Where it falls short: Family fashion (school clothing, baby) is thinner than Next. The own-brand quality varies, and on tailoring ASOS Design sits below Next on stitching and fabric weight.
Pricing:
- Free, Premier £14.95/year
- Own-brand £10 to £60, branded £25 to £300
- vs Next: comparable for staples, broader for branded, cheaper across multi-buy orders with Premier
Migrating from Next: Sign up for Premier and Klarna’s Try Before You Buy. Use ASOS for branded denim, footwear, and going-out pieces; keep Next for kidswear and homeware.
Bottom line: Pick ASOS when range and returns weigh more than store collection.
John Lewis — Best for premium pieces with guarantees
John Lewis sits above Next on price but stretches the guarantee window beyond what Next bothers with. A two-year minimum guarantee covers most homeware and small electricals, and the customer service team resolves disputes inside a working day. The fashion side is smaller but stocks Adidas, Levi’s, and the John Lewis own-brand range with consistent fit.
Where it falls short: Prices on family-fashion essentials run 30 to 50 percent above Next. The clothing app sits inside the wider John Lewis app, so navigation isn’t dedicated.
Pricing:
- Free
- Clothing £25 to £200, homeware £20 to £2,000
- vs Next: pricier across the board, longer guarantees, deeper homeware range
Migrating from Next: Use John Lewis for the kettle, the suitcase, the bed linen, and the items where a two-year guarantee actually pays off. Stay on Next for outfit-led clothing.
Bottom line: Pick John Lewis when the item has to outlast the guarantee window.
Boohoo — Best for trend-led pieces under £30
Boohoo runs new drops every Friday and discounts the whole site by 40 to 60 percent most weekends. The catalogue overlaps with Next on dresses, knitwear, and going-out pieces, at half the headline price. The app’s “delivery saver” subscription at £9.99 a year covers unlimited next-day.
Where it falls short: Construction is the trade-off. Fabric weight and seam quality sit well below Next on like-for-like dresses, and after two or three washes the difference shows. The return process is slower than Next’s store option.
Pricing:
- Free, optional Delivery Saver £9.99/year
- Most clothing £5 to £30
- vs Next: substantially cheaper, lower build quality, faster trend rotation
Migrating from Next: Use Boohoo for the dress you’ll wear twice and the kids’ costume that has to look good for one party. Keep Next for the coat and the school uniform.
Bottom line: Pick Boohoo for the disposable wardrobe and the trend pieces under £30.
New Look — Best for affordable high-street basics
New Look holds the affordable middle of the high street. Most stores stock free Click & Collect in two hours, and the size range now runs from 6 to 26 across most pieces. The app’s wishlist syncs with in-store stock, which is faster than Next on the smaller branches.
Where it falls short: Menswear is thinner than Next and the kids’ range is small. Some pieces sell through quickly without restock, which makes building a coordinated wardrobe trickier.

*Written task 1:*
Please arrange the lines of the entries, from the line with "- data-point: [131, 99, 141, 109]" up to and including the line with "- data-point: [815, 96, 825, 106]", as a Markdown table with the columns Row and Line. Leave out any blank lines.
The retailer comparison and the entries have no connection to each other.

*Records provided:*

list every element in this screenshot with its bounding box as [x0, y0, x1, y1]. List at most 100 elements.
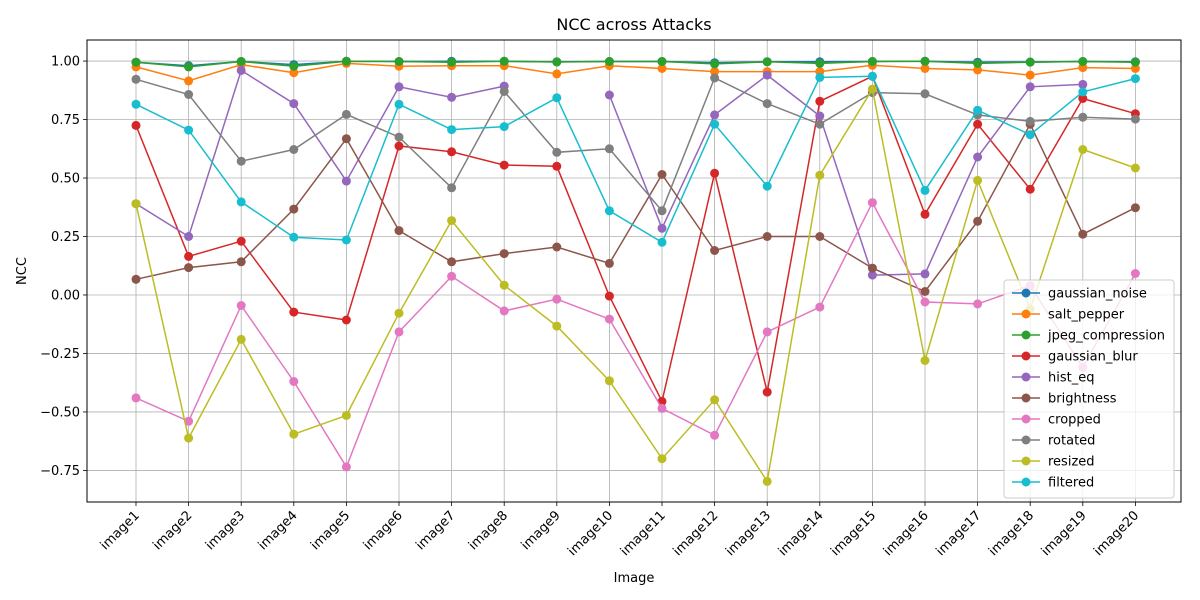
- data-point: [131, 99, 141, 109]
- data-point: [920, 297, 930, 307]
- data-point: [289, 204, 299, 214]
- series-line: [135, 76, 1136, 213]
- data-point: [1025, 130, 1035, 140]
- data-point: [184, 90, 194, 99]
- y-tick-label: 0.75: [51, 113, 80, 128]
- data-point: [184, 76, 194, 86]
- legend-label: hist_eq: [1048, 371, 1094, 386]
- data-point: [1025, 57, 1035, 67]
- data-point: [447, 92, 457, 102]
- data-point: [236, 197, 246, 207]
- legend-item: jpeg_compression: [1012, 329, 1165, 344]
- legend-label: filtered: [1048, 476, 1094, 491]
- data-point: [762, 57, 772, 67]
- y-axis-title: NCC: [15, 257, 30, 285]
- data-point: [131, 274, 141, 284]
- legend-item: cropped: [1012, 413, 1101, 428]
- data-point: [762, 181, 772, 191]
- data-point: [394, 82, 404, 92]
- data-point: [710, 59, 720, 69]
- legend-marker: [1021, 477, 1031, 487]
- data-point: [867, 71, 877, 81]
- data-point: [710, 168, 720, 178]
- series-layer: [131, 56, 1140, 486]
- data-point: [867, 198, 877, 208]
- data-point: [341, 176, 351, 186]
- data-point: [447, 183, 457, 193]
- y-tick-label: 1.00: [51, 55, 80, 70]
- data-point: [762, 232, 772, 241]
- data-point: [289, 307, 299, 317]
- data-point: [657, 223, 667, 233]
- data-point: [710, 119, 720, 129]
- series-brightness: [131, 119, 1140, 296]
- data-point: [815, 170, 825, 180]
- data-point: [815, 96, 825, 106]
- data-point: [1130, 163, 1140, 173]
- data-point: [447, 271, 457, 281]
- data-point: [289, 145, 299, 154]
- data-point: [604, 291, 614, 301]
- data-point: [341, 235, 351, 245]
- data-point: [710, 110, 720, 120]
- series-jpeg-compression: [131, 56, 1140, 72]
- data-point: [236, 257, 246, 267]
- data-point: [131, 74, 141, 84]
- y-tick-label: −0.75: [40, 464, 80, 479]
- series-line: [135, 200, 1137, 469]
- data-point: [1078, 94, 1088, 103]
- data-point: [604, 57, 614, 66]
- data-point: [1130, 74, 1140, 84]
- legend-marker: [1021, 456, 1031, 466]
- data-point: [394, 308, 404, 318]
- legend-marker: [1021, 288, 1031, 298]
- data-point: [131, 393, 141, 403]
- legend-label: rotated: [1048, 434, 1095, 449]
- data-point: [604, 258, 614, 268]
- data-point: [973, 65, 983, 75]
- data-point: [552, 147, 562, 157]
- y-tick-label: 0.00: [51, 288, 80, 303]
- data-point: [289, 377, 299, 386]
- data-point: [236, 301, 246, 310]
- data-point: [184, 433, 194, 443]
- data-point: [973, 58, 983, 68]
- data-point: [341, 134, 351, 144]
- legend-item: brightness: [1012, 392, 1117, 407]
- legend-item: resized: [1012, 455, 1095, 470]
- y-tick-label: −0.50: [40, 405, 80, 420]
- data-point: [657, 237, 667, 247]
- data-point: [236, 334, 246, 344]
- data-point: [604, 144, 614, 154]
- data-point: [341, 410, 351, 420]
- legend-item: rotated: [1012, 434, 1095, 449]
- data-point: [236, 65, 246, 75]
- series-line: [135, 122, 1136, 293]
- data-point: [920, 356, 930, 365]
- data-point: [341, 56, 351, 66]
- data-point: [973, 152, 983, 162]
- data-point: [1130, 203, 1140, 213]
- data-point: [499, 249, 509, 259]
- data-point: [1025, 70, 1035, 80]
- series-line: [135, 75, 1136, 404]
- data-point: [394, 327, 404, 337]
- data-point: [1130, 64, 1140, 73]
- series-line: [135, 62, 1136, 82]
- plot-frame: [86, 39, 1182, 503]
- data-point: [920, 287, 930, 296]
- data-point: [552, 321, 562, 331]
- data-point: [710, 395, 720, 405]
- legend-marker: [1021, 351, 1031, 361]
- series-resized: [131, 84, 1140, 486]
- legend-label: gaussian_noise: [1048, 287, 1147, 302]
- legend-marker: [1021, 414, 1031, 424]
- data-point: [973, 105, 983, 115]
- legend-item: salt_pepper: [1012, 308, 1125, 323]
- data-point: [762, 99, 772, 109]
- data-point: [815, 302, 825, 312]
- data-point: [552, 93, 562, 103]
- data-point: [1130, 114, 1140, 124]
- series-line: [135, 60, 1136, 68]
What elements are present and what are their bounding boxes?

*Written task 2:*
Reproduce the retailer comparison word for word, from "Where it falls short: Prices" up to and including "navigation isn’t dedicated.".

*Exercise response 1:*
| Row | Line |
|---|---|
| 1 | - data-point: [131, 99, 141, 109] |
| 2 | - data-point: [920, 297, 930, 307] |
| 3 | - data-point: [289, 204, 299, 214] |
| 4 | - series-line: [135, 76, 1136, 213] |
| 5 | - data-point: [1025, 130, 1035, 140] |
| 6 | - data-point: [184, 90, 194, 99] |
| 7 | - y-tick-label: 0.75: [51, 113, 80, 128] |
| 8 | - data-point: [184, 76, 194, 86] |
| 9 | - legend-label: hist_eq: [1048, 371, 1094, 386] |
| 10 | - data-point: [1025, 57, 1035, 67] |
| 11 | - data-point: [447, 92, 457, 102] |
| 12 | - data-point: [236, 197, 246, 207] |
| 13 | - legend-item: jpeg_compression: [1012, 329, 1165, 344] |
| 14 | - legend-label: filtered: [1048, 476, 1094, 491] |
| 15 | - data-point: [762, 57, 772, 67] |
| 16 | - y-axis-title: NCC: [15, 257, 30, 285] |
| 17 | - data-point: [131, 274, 141, 284] |
| 18 | - legend-item: cropped: [1012, 413, 1101, 428] |
| 19 | - data-point: [762, 181, 772, 191] |
| 20 | - data-point: [394, 82, 404, 92] |
| 21 | - data-point: [710, 59, 720, 69] |
| 22 | - legend-marker: [1021, 477, 1031, 487] |
| 23 | - data-point: [867, 71, 877, 81] |
| 24 | - data-point: [710, 168, 720, 178] |
| 25 | - series-layer: [131, 56, 1140, 486] |
| 26 | - data-point: [867, 198, 877, 208] |
| 27 | - data-point: [341, 176, 351, 186] |
| 28 | - data-point: [447, 183, 457, 193] |
| 29 | - y-tick-label: 1.00: [51, 55, 80, 70] |
| 30 | - data-point: [762, 232, 772, 241] |
| 31 | - data-point: [289, 307, 299, 317] |
| 32 | - data-point: [657, 223, 667, 233] |
| 33 | - data-point: [710, 119, 720, 129] |
| 34 | - series-brightness: [131, 119, 1140, 296] |
| 35 | - data-point: [815, 170, 825, 180] |
| 36 | - data-point: [815, 96, 825, 106] |

*Exercise response 2:*
Where it falls short: Prices on family-fashion essentials run 30 to 50 percent above Next. The clothing app sits inside the wider John Lewis app, so navigation isn’t dedicated.